→ WHAT TO WORK ON
Check each line of the material below for "icon", then copy the ones that contain it.

Start of PROVIDED RECORDS

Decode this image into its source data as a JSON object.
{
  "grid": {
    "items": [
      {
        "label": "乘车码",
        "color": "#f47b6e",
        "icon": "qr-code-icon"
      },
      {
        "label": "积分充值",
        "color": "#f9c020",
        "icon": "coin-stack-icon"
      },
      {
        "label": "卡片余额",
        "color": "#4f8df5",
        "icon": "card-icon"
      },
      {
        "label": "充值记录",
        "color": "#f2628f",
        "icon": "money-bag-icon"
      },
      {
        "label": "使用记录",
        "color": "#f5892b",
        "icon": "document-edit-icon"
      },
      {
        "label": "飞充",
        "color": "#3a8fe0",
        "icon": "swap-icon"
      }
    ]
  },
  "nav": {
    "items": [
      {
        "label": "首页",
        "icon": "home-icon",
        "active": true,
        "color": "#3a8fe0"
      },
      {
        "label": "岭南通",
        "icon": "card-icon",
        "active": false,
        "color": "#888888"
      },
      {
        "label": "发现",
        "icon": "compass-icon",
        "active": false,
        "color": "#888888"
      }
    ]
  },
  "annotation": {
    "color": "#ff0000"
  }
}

End of PROVIDED RECORDS

→ FINAL ANSWER
        "icon": "qr-code-icon"
        "icon": "coin-stack-icon"
        "icon": "card-icon"
        "icon": "money-bag-icon"
        "icon": "document-edit-icon"
        "icon": "swap-icon"
        "icon": "home-icon",
        "icon": "card-icon",
        "icon": "compass-icon",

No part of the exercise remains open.